INSTRUCTIONS TO FOLLOW: The records below should be written out again, exactly.

STORED DATA:
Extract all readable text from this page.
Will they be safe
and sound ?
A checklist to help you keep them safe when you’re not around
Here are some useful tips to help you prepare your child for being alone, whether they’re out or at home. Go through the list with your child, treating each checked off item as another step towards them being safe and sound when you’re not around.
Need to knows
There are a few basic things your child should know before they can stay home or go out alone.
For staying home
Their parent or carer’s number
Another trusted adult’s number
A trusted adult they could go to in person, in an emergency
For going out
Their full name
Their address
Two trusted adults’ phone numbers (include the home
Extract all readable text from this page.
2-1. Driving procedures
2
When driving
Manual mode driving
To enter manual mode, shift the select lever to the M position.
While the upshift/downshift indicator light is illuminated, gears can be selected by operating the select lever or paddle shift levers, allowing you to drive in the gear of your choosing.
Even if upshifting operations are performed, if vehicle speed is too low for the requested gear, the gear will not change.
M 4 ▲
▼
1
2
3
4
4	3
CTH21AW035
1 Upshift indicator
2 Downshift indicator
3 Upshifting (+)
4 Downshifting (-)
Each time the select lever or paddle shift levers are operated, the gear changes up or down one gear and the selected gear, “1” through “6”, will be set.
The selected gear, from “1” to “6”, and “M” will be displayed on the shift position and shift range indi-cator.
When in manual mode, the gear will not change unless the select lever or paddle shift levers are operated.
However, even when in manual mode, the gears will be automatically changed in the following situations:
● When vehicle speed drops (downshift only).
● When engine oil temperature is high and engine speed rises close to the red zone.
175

EXERCISE OUTPUT:
Extract all readable text from this page.
Will they be safe
and sound ?
A checklist to help you keep them safe when you’re not around
Here are some useful tips to help you prepare your child for being alone, whether they’re out or at home. Go through the list with your child, treating each checked off item as another step towards them being safe and sound when you’re not around.
Need to knows
There are a few basic things your child should know before they can stay home or go out alone.
For staying home
Their parent or carer’s number
Another trusted adult’s number
A trusted adult they could go to in person, in an emergency
For going out
Their full name
Their address
Two trusted adults’ phone numbers (include the home
Extract all readable text from this page.
2-1. Driving procedures
2
When driving
Manual mode driving
To enter manual mode, shift the select lever to the M position.
While the upshift/downshift indicator light is illuminated, gears can be selected by operating the select lever or paddle shift levers, allowing you to drive in the gear of your choosing.
Even if upshifting operations are performed, if vehicle speed is too low for the requested gear, the gear will not change.
M 4 ▲
▼
1
2
3
4
4	3
CTH21AW035
1 Upshift indicator
2 Downshift indicator
3 Upshifting (+)
4 Downshifting (-)
Each time the select lever or paddle shift levers are operated, the gear changes up or down one gear and the selected gear, “1” through “6”, will be set.
The selected gear, from “1” to “6”, and “M” will be displayed on the shift position and shift range indi-cator.
When in manual mode, the gear will not change unless the select lever or paddle shift levers are operated.
However, even when in manual mode, the gears will be automatically changed in the following situations:
● When vehicle speed drops (downshift only).
● When engine oil temperature is high and engine speed rises close to the red zone.
175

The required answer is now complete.